----- PROVIDED RECORDS

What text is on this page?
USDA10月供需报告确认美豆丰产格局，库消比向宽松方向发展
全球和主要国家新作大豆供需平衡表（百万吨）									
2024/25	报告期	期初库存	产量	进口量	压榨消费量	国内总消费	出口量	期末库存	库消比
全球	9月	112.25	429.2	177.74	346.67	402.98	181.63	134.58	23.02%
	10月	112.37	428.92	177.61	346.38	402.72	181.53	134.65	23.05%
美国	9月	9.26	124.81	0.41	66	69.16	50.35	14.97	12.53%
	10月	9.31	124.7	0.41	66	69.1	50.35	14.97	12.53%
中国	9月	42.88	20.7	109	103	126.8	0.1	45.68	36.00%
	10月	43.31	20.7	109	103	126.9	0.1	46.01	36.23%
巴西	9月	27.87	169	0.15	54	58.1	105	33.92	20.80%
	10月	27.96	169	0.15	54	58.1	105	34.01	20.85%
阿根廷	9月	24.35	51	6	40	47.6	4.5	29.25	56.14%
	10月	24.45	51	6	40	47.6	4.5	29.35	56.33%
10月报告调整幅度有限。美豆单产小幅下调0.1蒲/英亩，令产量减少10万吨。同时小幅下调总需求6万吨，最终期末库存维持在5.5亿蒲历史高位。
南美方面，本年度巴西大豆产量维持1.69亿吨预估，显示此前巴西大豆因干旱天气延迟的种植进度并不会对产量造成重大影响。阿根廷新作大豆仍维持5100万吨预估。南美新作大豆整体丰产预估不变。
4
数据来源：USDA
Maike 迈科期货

----------

## [PROBLEM STATEMENT]
Return each entry from the material above exactly as it appears.

## [SOLUTION FOR THIS TASK]
What text is on this page?
USDA10月供需报告确认美豆丰产格局，库消比向宽松方向发展
全球和主要国家新作大豆供需平衡表（百万吨）									
2024/25	报告期	期初库存	产量	进口量	压榨消费量	国内总消费	出口量	期末库存	库消比
全球	9月	112.25	429.2	177.74	346.67	402.98	181.63	134.58	23.02%
	10月	112.37	428.92	177.61	346.38	402.72	181.53	134.65	23.05%
美国	9月	9.26	124.81	0.41	66	69.16	50.35	14.97	12.53%
	10月	9.31	124.7	0.41	66	69.1	50.35	14.97	12.53%
中国	9月	42.88	20.7	109	103	126.8	0.1	45.68	36.00%
	10月	43.31	20.7	109	103	126.9	0.1	46.01	36.23%
巴西	9月	27.87	169	0.15	54	58.1	105	33.92	20.80%
	10月	27.96	169	0.15	54	58.1	105	34.01	20.85%
阿根廷	9月	24.35	51	6	40	47.6	4.5	29.25	56.14%
	10月	24.45	51	6	40	47.6	4.5	29.35	56.33%
10月报告调整幅度有限。美豆单产小幅下调0.1蒲/英亩，令产量减少10万吨。同时小幅下调总需求6万吨，最终期末库存维持在5.5亿蒲历史高位。
南美方面，本年度巴西大豆产量维持1.69亿吨预估，显示此前巴西大豆因干旱天气延迟的种植进度并不会对产量造成重大影响。阿根廷新作大豆仍维持5100万吨预估。南美新作大豆整体丰产预估不变。
4
数据来源：USDA
Maike 迈科期货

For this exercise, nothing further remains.